# START OF Supplied data
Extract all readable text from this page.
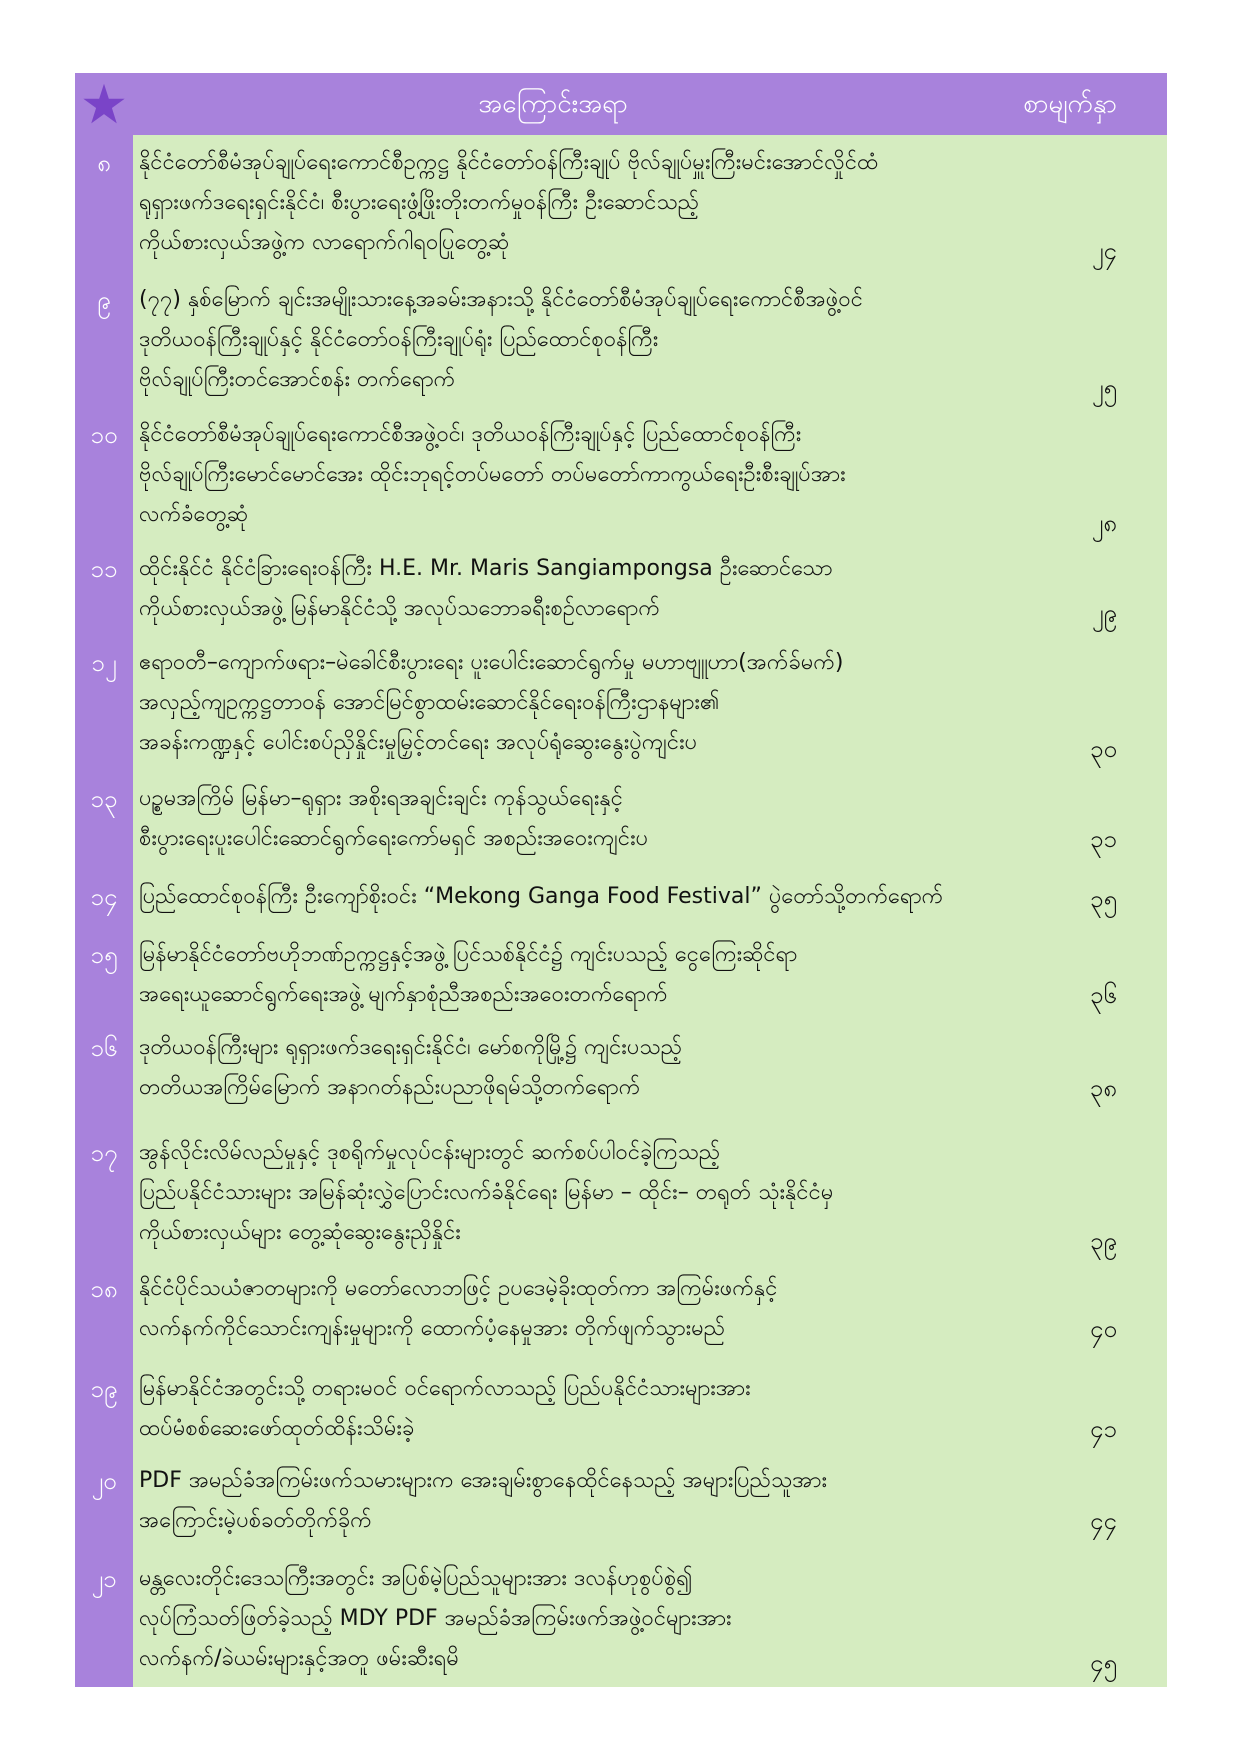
အကြောင်းအရာ	စာမျက်နှာ
၈	နိုင်ငံတော်စီမံအုပ်ချုပ်ရေးကောင်စီဥက္ကဋ္ဌ နိုင်ငံတော်ဝန်ကြီးချုပ် ဗိုလ်ချုပ်မှူးကြီးမင်းအောင်လှိုင်ထံ
ရုရှားဖက်ဒရေးရှင်းနိုင်ငံ၊ စီးပွားရေးဖွံ့ဖြိုးတိုးတက်မှုဝန်ကြီး ဦးဆောင်သည့်
ကိုယ်စားလှယ်အဖွဲ့က လာရောက်ဂါရဝပြုတွေ့ဆုံ	၂၄
၉	(၇၇) နှစ်မြောက် ချင်းအမျိုးသားနေ့အခမ်းအနားသို့ နိုင်ငံတော်စီမံအုပ်ချုပ်ရေးကောင်စီအဖွဲ့ဝင်
ဒုတိယဝန်ကြီးချုပ်နှင့် နိုင်ငံတော်ဝန်ကြီးချုပ်ရုံး ပြည်ထောင်စုဝန်ကြီး
ဗိုလ်ချုပ်ကြီးတင်အောင်စန်း တက်ရောက်	၂၅
၁၀ နိုင်ငံတော်စီမံအုပ်ချုပ်ရေးကောင်စီအဖွဲ့ဝင်၊ ဒုတိယဝန်ကြီးချုပ်နှင့် ပြည်ထောင်စုဝန်ကြီး
ဗိုလ်ချုပ်ကြီးမောင်မောင်အေး ထိုင်းဘုရင့်တပ်မတော် တပ်မတော်ကာကွယ်ရေးဦးစီးချုပ်အား
လက်ခံတွေ့ဆုံ	၂၈
၁၁ ထိုင်းနိုင်ငံ နိုင်ငံခြားရေးဝန်ကြီး H.E. Mr. Maris Sangiampongsa ဦးဆောင်သော
ကိုယ်စားလှယ်အဖွဲ့ မြန်မာနိုင်ငံသို့ အလုပ်သဘောခရီးစဉ်လာရောက်	၂၉
၁၂	ဧရာဝတီ–ကျောက်ဖရား–မဲခေါင်စီးပွားရေး ပူးပေါင်းဆောင်ရွက်မှု မဟာဗျူဟာ(အက်ခ်မက်)
အလှည့်ကျဥက္ကဋ္ဌတာဝန် အောင်မြင်စွာထမ်းဆောင်နိုင်ရေးဝန်ကြီးဌာနများ၏
အခန်းကဏ္ဍနှင့် ပေါင်းစပ်ညှိနှိုင်းမှုမြှင့်တင်ရေး အလုပ်ရုံဆွေးနွေးပွဲကျင်းပ	၃၀
၁၃ ပဉ္စမအကြိမ် မြန်မာ–ရုရှား အစိုးရအချင်းချင်း ကုန်သွယ်ရေးနှင့်
စီးပွားရေးပူးပေါင်းဆောင်ရွက်ရေးကော်မရှင် အစည်းအဝေးကျင်းပ	၃၁
၁၄ ပြည်ထောင်စုဝန်ကြီး ဦးကျော်စိုးဝင်း “Mekong Ganga Food Festival” ပွဲတော်သို့တက်ရောက်	၃၅
၁၅ မြန်မာနိုင်ငံတော်ဗဟိုဘဏ်ဥက္ကဋ္ဌနှင့်အဖွဲ့ ပြင်သစ်နိုင်ငံ၌ ကျင်းပသည့် ငွေကြေးဆိုင်ရာ
အရေးယူဆောင်ရွက်ရေးအဖွဲ့ မျက်နှာစုံညီအစည်းအဝေးတက်ရောက်	၃၆
၁၆ ဒုတိယဝန်ကြီးများ ရုရှားဖက်ဒရေးရှင်းနိုင်ငံ၊ မော်စကိုမြို့၌ ကျင်းပသည့်
တတိယအကြိမ်မြောက် အနာဂတ်နည်းပညာဖိုရမ်သို့တက်ရောက်	၃၈
၁၇ အွန်လိုင်းလိမ်လည်မှုနှင့် ဒုစရိုက်မှုလုပ်ငန်းများတွင် ဆက်စပ်ပါဝင်ခဲ့ကြသည့်
ပြည်ပနိုင်ငံသားများ အမြန်ဆုံးလွှဲပြောင်းလက်ခံနိုင်ရေး မြန်မာ – ထိုင်း– တရုတ် သုံးနိုင်ငံမှ
ကိုယ်စားလှယ်များ တွေ့ဆုံဆွေးနွေးညှိနှိုင်း	၃၉
၁၈ နိုင်ငံပိုင်သယံဇာတများကို မတော်လောဘဖြင့် ဥပဒေမဲ့ခိုးထုတ်ကာ အကြမ်းဖက်နှင့်
လက်နက်ကိုင်သောင်းကျန်းမှုများကို ထောက်ပံ့နေမှုအား တိုက်ဖျက်သွားမည်	၄၀
၁၉ မြန်မာနိုင်ငံအတွင်းသို့ တရားမဝင် ဝင်ရောက်လာသည့် ပြည်ပနိုင်ငံသားများအား
ထပ်မံစစ်ဆေးဖော်ထုတ်ထိန်းသိမ်းခဲ့	၄၁
၂၀	PDF အမည်ခံအကြမ်းဖက်သမားများက အေးချမ်းစွာနေထိုင်နေသည့် အများပြည်သူအား
အကြောင်းမဲ့ပစ်ခတ်တိုက်ခိုက်	၄၄
၂၁	မန္တလေးတိုင်းဒေသကြီးအတွင်း အပြစ်မဲ့ပြည်သူများအား ဒလန်ဟုစွပ်စွဲ၍
လုပ်ကြံသတ်ဖြတ်ခဲ့သည့် MDY PDF အမည်ခံအကြမ်းဖက်အဖွဲ့ဝင်များအား
လက်နက်/ခဲယမ်းများနှင့်အတူ ဖမ်းဆီးရမိ	၄၅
# END OF Supplied data
Exercise instructions
Write out the whole listing again, exactly, with no pictures.

Result for this task
Extract all readable text from this page.
အကြောင်းအရာ	စာမျက်နှာ
၈	နိုင်ငံတော်စီမံအုပ်ချုပ်ရေးကောင်စီဥက္ကဋ္ဌ နိုင်ငံတော်ဝန်ကြီးချုပ် ဗိုလ်ချုပ်မှူးကြီးမင်းအောင်လှိုင်ထံ
ရုရှားဖက်ဒရေးရှင်းနိုင်ငံ၊ စီးပွားရေးဖွံ့ဖြိုးတိုးတက်မှုဝန်ကြီး ဦးဆောင်သည့်
ကိုယ်စားလှယ်အဖွဲ့က လာရောက်ဂါရဝပြုတွေ့ဆုံ	၂၄
၉	(၇၇) နှစ်မြောက် ချင်းအမျိုးသားနေ့အခမ်းအနားသို့ နိုင်ငံတော်စီမံအုပ်ချုပ်ရေးကောင်စီအဖွဲ့ဝင်
ဒုတိယဝန်ကြီးချုပ်နှင့် နိုင်ငံတော်ဝန်ကြီးချုပ်ရုံး ပြည်ထောင်စုဝန်ကြီး
ဗိုလ်ချုပ်ကြီးတင်အောင်စန်း တက်ရောက်	၂၅
၁၀ နိုင်ငံတော်စီမံအုပ်ချုပ်ရေးကောင်စီအဖွဲ့ဝင်၊ ဒုတိယဝန်ကြီးချုပ်နှင့် ပြည်ထောင်စုဝန်ကြီး
ဗိုလ်ချုပ်ကြီးမောင်မောင်အေး ထိုင်းဘုရင့်တပ်မတော် တပ်မတော်ကာကွယ်ရေးဦးစီးချုပ်အား
လက်ခံတွေ့ဆုံ	၂၈
၁၁ ထိုင်းနိုင်ငံ နိုင်ငံခြားရေးဝန်ကြီး H.E. Mr. Maris Sangiampongsa ဦးဆောင်သော
ကိုယ်စားလှယ်အဖွဲ့ မြန်မာနိုင်ငံသို့ အလုပ်သဘောခရီးစဉ်လာရောက်	၂၉
၁၂	ဧရာဝတီ–ကျောက်ဖရား–မဲခေါင်စီးပွားရေး ပူးပေါင်းဆောင်ရွက်မှု မဟာဗျူဟာ(အက်ခ်မက်)
အလှည့်ကျဥက္ကဋ္ဌတာဝန် အောင်မြင်စွာထမ်းဆောင်နိုင်ရေးဝန်ကြီးဌာနများ၏
အခန်းကဏ္ဍနှင့် ပေါင်းစပ်ညှိနှိုင်းမှုမြှင့်တင်ရေး အလုပ်ရုံဆွေးနွေးပွဲကျင်းပ	၃၀
၁၃ ပဉ္စမအကြိမ် မြန်မာ–ရုရှား အစိုးရအချင်းချင်း ကုန်သွယ်ရေးနှင့်
စီးပွားရေးပူးပေါင်းဆောင်ရွက်ရေးကော်မရှင် အစည်းအဝေးကျင်းပ	၃၁
၁၄ ပြည်ထောင်စုဝန်ကြီး ဦးကျော်စိုးဝင်း “Mekong Ganga Food Festival” ပွဲတော်သို့တက်ရောက်	၃၅
၁၅ မြန်မာနိုင်ငံတော်ဗဟိုဘဏ်ဥက္ကဋ္ဌနှင့်အဖွဲ့ ပြင်သစ်နိုင်ငံ၌ ကျင်းပသည့် ငွေကြေးဆိုင်ရာ
အရေးယူဆောင်ရွက်ရေးအဖွဲ့ မျက်နှာစုံညီအစည်းအဝေးတက်ရောက်	၃၆
၁၆ ဒုတိယဝန်ကြီးများ ရုရှားဖက်ဒရေးရှင်းနိုင်ငံ၊ မော်စကိုမြို့၌ ကျင်းပသည့်
တတိယအကြိမ်မြောက် အနာဂတ်နည်းပညာဖိုရမ်သို့တက်ရောက်	၃၈
၁၇ အွန်လိုင်းလိမ်လည်မှုနှင့် ဒုစရိုက်မှုလုပ်ငန်းများတွင် ဆက်စပ်ပါဝင်ခဲ့ကြသည့်
ပြည်ပနိုင်ငံသားများ အမြန်ဆုံးလွှဲပြောင်းလက်ခံနိုင်ရေး မြန်မာ – ထိုင်း– တရုတ် သုံးနိုင်ငံမှ
ကိုယ်စားလှယ်များ တွေ့ဆုံဆွေးနွေးညှိနှိုင်း	၃၉
၁၈ နိုင်ငံပိုင်သယံဇာတများကို မတော်လောဘဖြင့် ဥပဒေမဲ့ခိုးထုတ်ကာ အကြမ်းဖက်နှင့်
လက်နက်ကိုင်သောင်းကျန်းမှုများကို ထောက်ပံ့နေမှုအား တိုက်ဖျက်သွားမည်	၄၀
၁၉ မြန်မာနိုင်ငံအတွင်းသို့ တရားမဝင် ဝင်ရောက်လာသည့် ပြည်ပနိုင်ငံသားများအား
ထပ်မံစစ်ဆေးဖော်ထုတ်ထိန်းသိမ်းခဲ့	၄၁
၂၀	PDF အမည်ခံအကြမ်းဖက်သမားများက အေးချမ်းစွာနေထိုင်နေသည့် အများပြည်သူအား
အကြောင်းမဲ့ပစ်ခတ်တိုက်ခိုက်	၄၄
၂၁	မန္တလေးတိုင်းဒေသကြီးအတွင်း အပြစ်မဲ့ပြည်သူများအား ဒလန်ဟုစွပ်စွဲ၍
လုပ်ကြံသတ်ဖြတ်ခဲ့သည့် MDY PDF အမည်ခံအကြမ်းဖက်အဖွဲ့ဝင်များအား
လက်နက်/ခဲယမ်းများနှင့်အတူ ဖမ်းဆီးရမိ	၄၅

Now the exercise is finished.